* START *

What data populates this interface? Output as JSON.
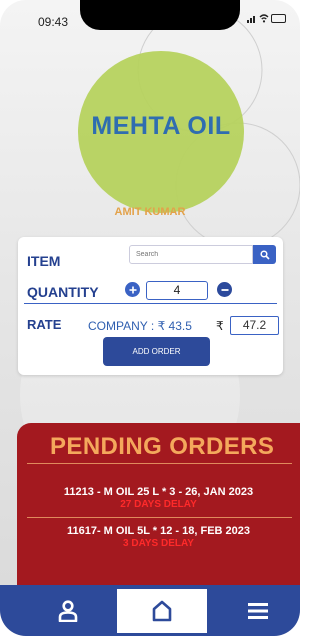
{
  "status_bar": {
    "time": "09:43"
  },
  "logo": {
    "brand": "MEHTA OIL",
    "owner": "AMIT KUMAR"
  },
  "form": {
    "item_label": "ITEM",
    "search_placeholder": "Search",
    "quantity_label": "QUANTITY",
    "quantity_value": "4",
    "rate_label": "RATE",
    "company_rate": "COMPANY : ₹ 43.5",
    "currency_symbol": "₹",
    "rate_value": "47.2",
    "add_order_label": "ADD ORDER"
  },
  "pending": {
    "title": "PENDING ORDERS",
    "orders": [
      {
        "summary": "11213 - M OIL 25 L * 3  -  26, JAN 2023",
        "delay": "27 DAYS DELAY"
      },
      {
        "summary": "11617- M OIL 5L * 12  -  18, FEB 2023",
        "delay": "3 DAYS DELAY"
      }
    ]
  },
  "nav": {
    "items": [
      {
        "icon": "user-icon"
      },
      {
        "icon": "home-icon",
        "active": true
      },
      {
        "icon": "menu-icon"
      }
    ]
  },
  "colors": {
    "accent_blue": "#2d4a9a",
    "pending_red": "#a3191f",
    "pending_title": "#f4a85c",
    "logo_green": "#b6d25e"
  }
}
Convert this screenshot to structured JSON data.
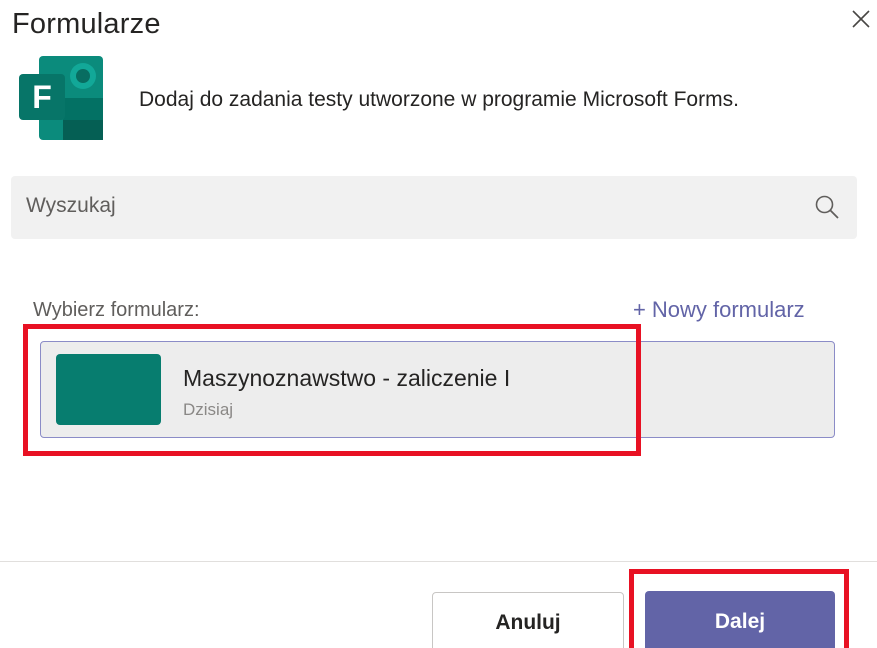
{
  "dialog": {
    "title": "Formularze",
    "close_icon": "close-icon",
    "logo_icon": "microsoft-forms-logo",
    "logo_letter": "F",
    "description": "Dodaj do zadania testy utworzone w programie Microsoft Forms."
  },
  "search": {
    "placeholder": "Wyszukaj",
    "icon": "search-icon"
  },
  "forms_section": {
    "label": "Wybierz formularz:",
    "new_form_plus": "+",
    "new_form_label": "Nowy formularz",
    "items": [
      {
        "name": "Maszynoznawstwo - zaliczenie I",
        "date": "Dzisiaj",
        "thumb_color": "#077d6f"
      }
    ]
  },
  "footer": {
    "cancel_label": "Anuluj",
    "next_label": "Dalej"
  },
  "colors": {
    "accent": "#6264a7",
    "highlight": "#e81123",
    "forms_green": "#077d6f"
  }
}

* END *

- [What you are asked to do]:
Copy out each line word for word, please, skipping the images.

- [Exercise result]:
What data populates this interface? Output as JSON.
{
  "status_bar": {
    "time": "09:43"
  },
  "logo": {
    "brand": "MEHTA OIL",
    "owner": "AMIT KUMAR"
  },
  "form": {
    "item_label": "ITEM",
    "search_placeholder": "Search",
    "quantity_label": "QUANTITY",
    "quantity_value": "4",
    "rate_label": "RATE",
    "company_rate": "COMPANY : ₹ 43.5",
    "currency_symbol": "₹",
    "rate_value": "47.2",
    "add_order_label": "ADD ORDER"
  },
  "pending": {
    "title": "PENDING ORDERS",
    "orders": [
      {
        "summary": "11213 - M OIL 25 L * 3  -  26, JAN 2023",
        "delay": "27 DAYS DELAY"
      },
      {
        "summary": "11617- M OIL 5L * 12  -  18, FEB 2023",
        "delay": "3 DAYS DELAY"
      }
    ]
  },
  "nav": {
    "items": [
      {
        "icon": "user-icon"
      },
      {
        "icon": "home-icon",
        "active": true
      },
      {
        "icon": "menu-icon"
      }
    ]
  },
  "colors": {
    "accent_blue": "#2d4a9a",
    "pending_red": "#a3191f",
    "pending_title": "#f4a85c",
    "logo_green": "#b6d25e"
  }
}
Convert this screenshot to structured JSON data.
{
  "dialog": {
    "title": "Formularze",
    "close_icon": "close-icon",
    "logo_icon": "microsoft-forms-logo",
    "logo_letter": "F",
    "description": "Dodaj do zadania testy utworzone w programie Microsoft Forms."
  },
  "search": {
    "placeholder": "Wyszukaj",
    "icon": "search-icon"
  },
  "forms_section": {
    "label": "Wybierz formularz:",
    "new_form_plus": "+",
    "new_form_label": "Nowy formularz",
    "items": [
      {
        "name": "Maszynoznawstwo - zaliczenie I",
        "date": "Dzisiaj",
        "thumb_color": "#077d6f"
      }
    ]
  },
  "footer": {
    "cancel_label": "Anuluj",
    "next_label": "Dalej"
  },
  "colors": {
    "accent": "#6264a7",
    "highlight": "#e81123",
    "forms_green": "#077d6f"
  }
}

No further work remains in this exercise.